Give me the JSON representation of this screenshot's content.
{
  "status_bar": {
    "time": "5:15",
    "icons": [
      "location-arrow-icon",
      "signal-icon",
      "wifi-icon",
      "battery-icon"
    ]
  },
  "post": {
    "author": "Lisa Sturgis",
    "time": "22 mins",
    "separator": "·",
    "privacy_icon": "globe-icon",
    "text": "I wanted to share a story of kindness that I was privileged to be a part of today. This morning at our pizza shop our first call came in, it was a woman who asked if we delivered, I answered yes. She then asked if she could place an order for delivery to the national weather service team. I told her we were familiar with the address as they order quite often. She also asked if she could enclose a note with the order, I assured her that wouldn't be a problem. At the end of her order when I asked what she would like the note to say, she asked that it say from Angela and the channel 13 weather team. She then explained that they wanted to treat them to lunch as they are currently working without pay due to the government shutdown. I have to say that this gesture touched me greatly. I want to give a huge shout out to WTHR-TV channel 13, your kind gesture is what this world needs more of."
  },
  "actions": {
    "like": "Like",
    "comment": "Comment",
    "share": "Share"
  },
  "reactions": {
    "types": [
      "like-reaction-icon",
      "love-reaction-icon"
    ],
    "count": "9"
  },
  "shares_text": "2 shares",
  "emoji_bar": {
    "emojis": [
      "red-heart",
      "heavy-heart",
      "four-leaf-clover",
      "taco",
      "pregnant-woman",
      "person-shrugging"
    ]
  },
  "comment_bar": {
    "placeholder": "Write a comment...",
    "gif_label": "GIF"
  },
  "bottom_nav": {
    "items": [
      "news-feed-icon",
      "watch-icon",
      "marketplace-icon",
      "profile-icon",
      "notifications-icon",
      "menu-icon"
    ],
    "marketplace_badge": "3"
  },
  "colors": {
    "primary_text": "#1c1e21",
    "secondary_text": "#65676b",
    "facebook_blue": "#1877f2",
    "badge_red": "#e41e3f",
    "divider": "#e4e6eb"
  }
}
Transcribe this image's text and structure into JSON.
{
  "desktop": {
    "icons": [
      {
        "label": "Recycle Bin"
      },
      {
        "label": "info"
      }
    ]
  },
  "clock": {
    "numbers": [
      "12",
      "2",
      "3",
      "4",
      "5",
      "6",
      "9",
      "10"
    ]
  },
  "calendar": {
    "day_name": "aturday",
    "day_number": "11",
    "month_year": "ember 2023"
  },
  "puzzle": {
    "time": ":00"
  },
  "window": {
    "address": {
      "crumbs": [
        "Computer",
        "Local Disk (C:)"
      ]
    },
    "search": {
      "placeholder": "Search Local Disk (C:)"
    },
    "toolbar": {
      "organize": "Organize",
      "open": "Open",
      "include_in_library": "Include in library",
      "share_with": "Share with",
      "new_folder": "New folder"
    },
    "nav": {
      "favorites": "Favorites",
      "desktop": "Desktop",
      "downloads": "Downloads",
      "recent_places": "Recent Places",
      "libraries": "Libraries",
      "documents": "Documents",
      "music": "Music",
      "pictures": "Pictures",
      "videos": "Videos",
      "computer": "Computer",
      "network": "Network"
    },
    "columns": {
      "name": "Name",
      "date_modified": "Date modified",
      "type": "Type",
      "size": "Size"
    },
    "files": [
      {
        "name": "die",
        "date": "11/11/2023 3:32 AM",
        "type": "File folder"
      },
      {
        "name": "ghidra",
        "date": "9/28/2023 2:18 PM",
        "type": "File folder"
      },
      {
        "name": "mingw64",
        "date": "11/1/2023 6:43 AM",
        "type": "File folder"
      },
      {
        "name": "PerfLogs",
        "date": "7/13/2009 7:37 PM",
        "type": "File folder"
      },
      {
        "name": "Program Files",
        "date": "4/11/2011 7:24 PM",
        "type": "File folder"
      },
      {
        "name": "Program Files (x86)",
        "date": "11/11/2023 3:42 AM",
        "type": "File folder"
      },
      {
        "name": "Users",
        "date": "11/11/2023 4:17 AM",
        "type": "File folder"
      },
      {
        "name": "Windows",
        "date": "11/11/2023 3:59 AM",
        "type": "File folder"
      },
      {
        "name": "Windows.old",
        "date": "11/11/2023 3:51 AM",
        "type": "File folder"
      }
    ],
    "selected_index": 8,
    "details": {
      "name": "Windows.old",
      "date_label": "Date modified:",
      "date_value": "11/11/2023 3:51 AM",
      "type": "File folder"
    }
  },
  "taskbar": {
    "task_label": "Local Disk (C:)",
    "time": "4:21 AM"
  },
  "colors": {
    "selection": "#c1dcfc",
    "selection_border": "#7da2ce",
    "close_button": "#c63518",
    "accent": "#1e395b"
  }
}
+-------+
TASK BRIEF:
Quote each line of the data above exactly as written.

RESULT FOR THIS TASK:
Give me the JSON representation of this screenshot's content.
{
  "status_bar": {
    "time": "5:15",
    "icons": [
      "location-arrow-icon",
      "signal-icon",
      "wifi-icon",
      "battery-icon"
    ]
  },
  "post": {
    "author": "Lisa Sturgis",
    "time": "22 mins",
    "separator": "·",
    "privacy_icon": "globe-icon",
    "text": "I wanted to share a story of kindness that I was privileged to be a part of today. This morning at our pizza shop our first call came in, it was a woman who asked if we delivered, I answered yes. She then asked if she could place an order for delivery to the national weather service team. I told her we were familiar with the address as they order quite often. She also asked if she could enclose a note with the order, I assured her that wouldn't be a problem. At the end of her order when I asked what she would like the note to say, she asked that it say from Angela and the channel 13 weather team. She then explained that they wanted to treat them to lunch as they are currently working without pay due to the government shutdown. I have to say that this gesture touched me greatly. I want to give a huge shout out to WTHR-TV channel 13, your kind gesture is what this world needs more of."
  },
  "actions": {
    "like": "Like",
    "comment": "Comment",
    "share": "Share"
  },
  "reactions": {
    "types": [
      "like-reaction-icon",
      "love-reaction-icon"
    ],
    "count": "9"
  },
  "shares_text": "2 shares",
  "emoji_bar": {
    "emojis": [
      "red-heart",
      "heavy-heart",
      "four-leaf-clover",
      "taco",
      "pregnant-woman",
      "person-shrugging"
    ]
  },
  "comment_bar": {
    "placeholder": "Write a comment...",
    "gif_label": "GIF"
  },
  "bottom_nav": {
    "items": [
      "news-feed-icon",
      "watch-icon",
      "marketplace-icon",
      "profile-icon",
      "notifications-icon",
      "menu-icon"
    ],
    "marketplace_badge": "3"
  },
  "colors": {
    "primary_text": "#1c1e21",
    "secondary_text": "#65676b",
    "facebook_blue": "#1877f2",
    "badge_red": "#e41e3f",
    "divider": "#e4e6eb"
  }
}
Transcribe this image's text and structure into JSON.
{
  "desktop": {
    "icons": [
      {
        "label": "Recycle Bin"
      },
      {
        "label": "info"
      }
    ]
  },
  "clock": {
    "numbers": [
      "12",
      "2",
      "3",
      "4",
      "5",
      "6",
      "9",
      "10"
    ]
  },
  "calendar": {
    "day_name": "aturday",
    "day_number": "11",
    "month_year": "ember 2023"
  },
  "puzzle": {
    "time": ":00"
  },
  "window": {
    "address": {
      "crumbs": [
        "Computer",
        "Local Disk (C:)"
      ]
    },
    "search": {
      "placeholder": "Search Local Disk (C:)"
    },
    "toolbar": {
      "organize": "Organize",
      "open": "Open",
      "include_in_library": "Include in library",
      "share_with": "Share with",
      "new_folder": "New folder"
    },
    "nav": {
      "favorites": "Favorites",
      "desktop": "Desktop",
      "downloads": "Downloads",
      "recent_places": "Recent Places",
      "libraries": "Libraries",
      "documents": "Documents",
      "music": "Music",
      "pictures": "Pictures",
      "videos": "Videos",
      "computer": "Computer",
      "network": "Network"
    },
    "columns": {
      "name": "Name",
      "date_modified": "Date modified",
      "type": "Type",
      "size": "Size"
    },
    "files": [
      {
        "name": "die",
        "date": "11/11/2023 3:32 AM",
        "type": "File folder"
      },
      {
        "name": "ghidra",
        "date": "9/28/2023 2:18 PM",
        "type": "File folder"
      },
      {
        "name": "mingw64",
        "date": "11/1/2023 6:43 AM",
        "type": "File folder"
      },
      {
        "name": "PerfLogs",
        "date": "7/13/2009 7:37 PM",
        "type": "File folder"
      },
      {
        "name": "Program Files",
        "date": "4/11/2011 7:24 PM",
        "type": "File folder"
      },
      {
        "name": "Program Files (x86)",
        "date": "11/11/2023 3:42 AM",
        "type": "File folder"
      },
      {
        "name": "Users",
        "date": "11/11/2023 4:17 AM",
        "type": "File folder"
      },
      {
        "name": "Windows",
        "date": "11/11/2023 3:59 AM",
        "type": "File folder"
      },
      {
        "name": "Windows.old",
        "date": "11/11/2023 3:51 AM",
        "type": "File folder"
      }
    ],
    "selected_index": 8,
    "details": {
      "name": "Windows.old",
      "date_label": "Date modified:",
      "date_value": "11/11/2023 3:51 AM",
      "type": "File folder"
    }
  },
  "taskbar": {
    "task_label": "Local Disk (C:)",
    "time": "4:21 AM"
  },
  "colors": {
    "selection": "#c1dcfc",
    "selection_border": "#7da2ce",
    "close_button": "#c63518",
    "accent": "#1e395b"
  }
}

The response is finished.